- **Written exercise**: Leave out the pictures and copy everything else below exactly.
## begin Information shown
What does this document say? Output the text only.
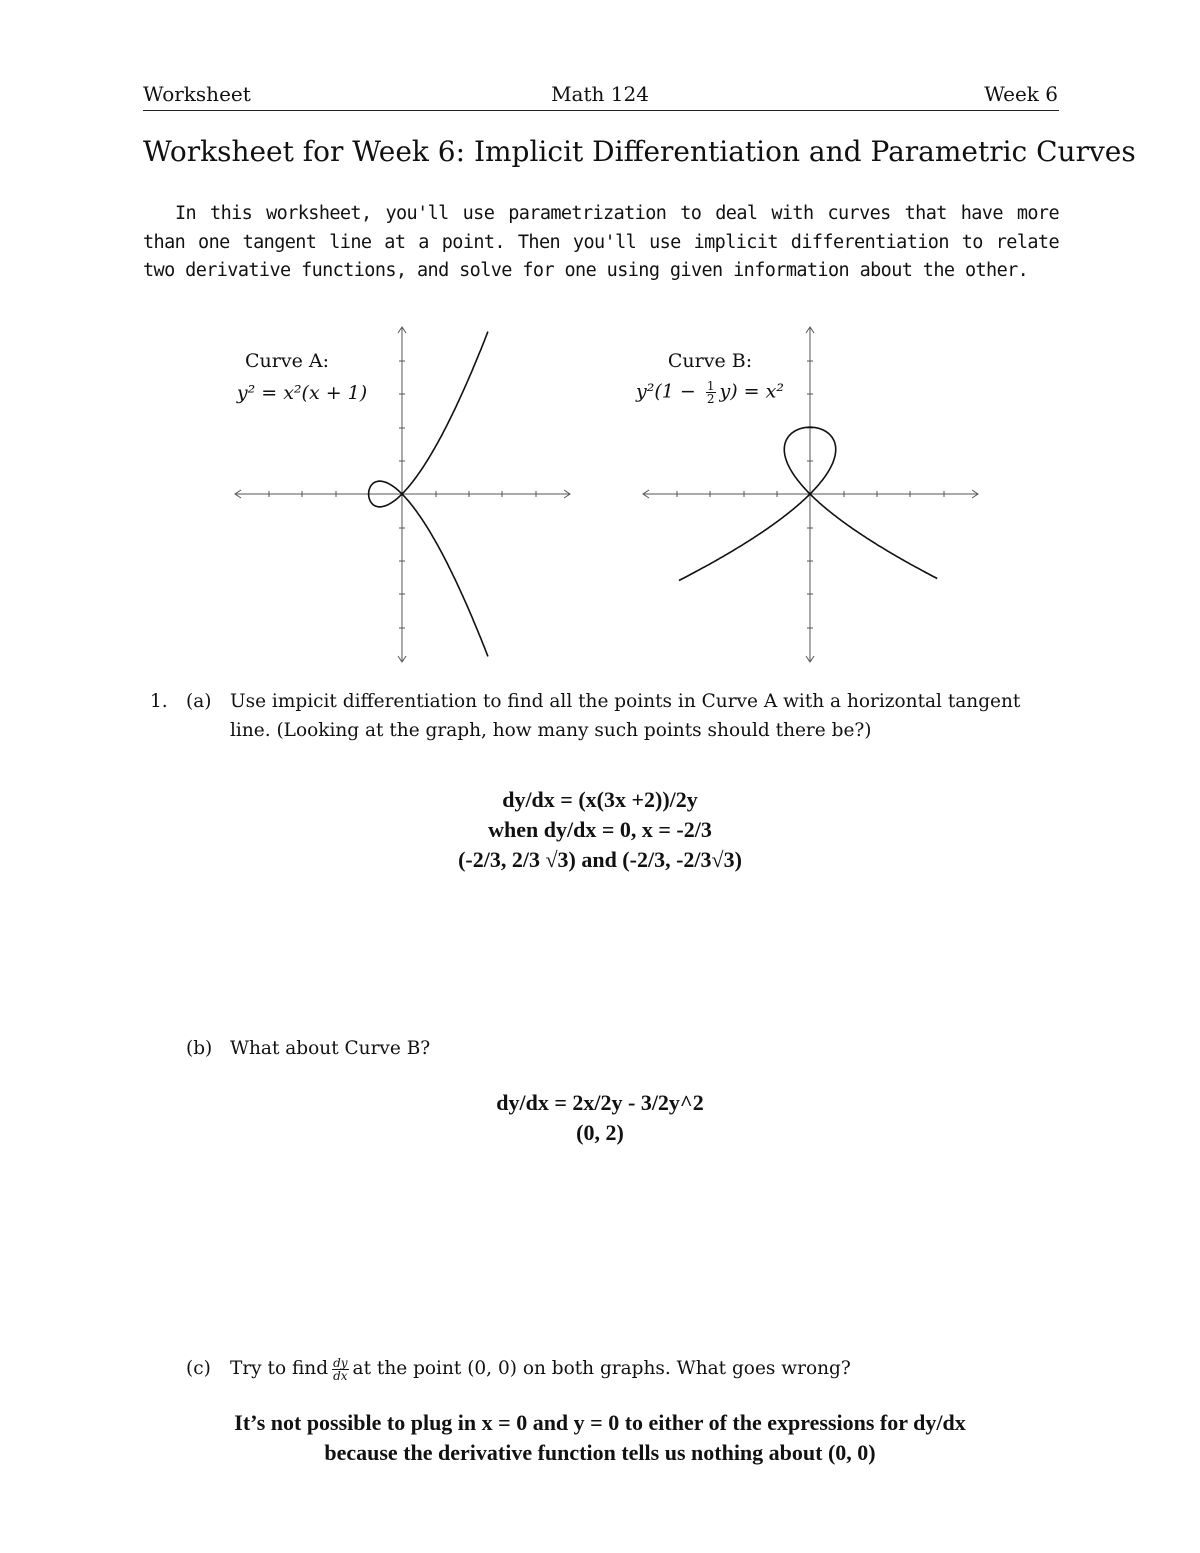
Worksheet	Math 124	Week 6
Worksheet for Week 6: Implicit Differentiation and Parametric Curves
In this worksheet, you'll use parametrization to deal with curves that have more than one tangent line at a point. Then you'll use implicit differentiation to relate two derivative functions, and solve for one using given information about the other.
Curve A:
y² = x²(x + 1)
Curve B:
$y^2(1 - \frac{1}{2} y) = x^2$
1. (a) Use impicit differentiation to find all the points in Curve A with a horizontal tangent line. (Looking at the graph, how many such points should there be?)
dy/dx = (x(3x +2))/2y
when dy/dx = 0, x = -2/3
(-2/3, 2/3 √3) and (-2/3, -2/3√3)
(b) What about Curve B?
dy/dx = 2x/2y - 3/2y^2
(0, 2)
(c) Try to find $\frac{dy}{dx}$ at the point (0, 0) on both graphs. What goes wrong?
It’s not possible to plug in x = 0 and y = 0 to either of the expressions for dy/dx
because the derivative function tells us nothing about (0, 0)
## end Information shown
- **Exercise result**:
What does this document say? Output the text only.
Worksheet	Math 124	Week 6
Worksheet for Week 6: Implicit Differentiation and Parametric Curves
In this worksheet, you'll use parametrization to deal with curves that have more than one tangent line at a point. Then you'll use implicit differentiation to relate two derivative functions, and solve for one using given information about the other.
Curve A:
y² = x²(x + 1)
Curve B:
$y^2(1 - \frac{1}{2} y) = x^2$
1. (a) Use impicit differentiation to find all the points in Curve A with a horizontal tangent line. (Looking at the graph, how many such points should there be?)
dy/dx = (x(3x +2))/2y
when dy/dx = 0, x = -2/3
(-2/3, 2/3 √3) and (-2/3, -2/3√3)
(b) What about Curve B?
dy/dx = 2x/2y - 3/2y^2
(0, 2)
(c) Try to find $\frac{dy}{dx}$ at the point (0, 0) on both graphs. What goes wrong?
It’s not possible to plug in x = 0 and y = 0 to either of the expressions for dy/dx
because the derivative function tells us nothing about (0, 0)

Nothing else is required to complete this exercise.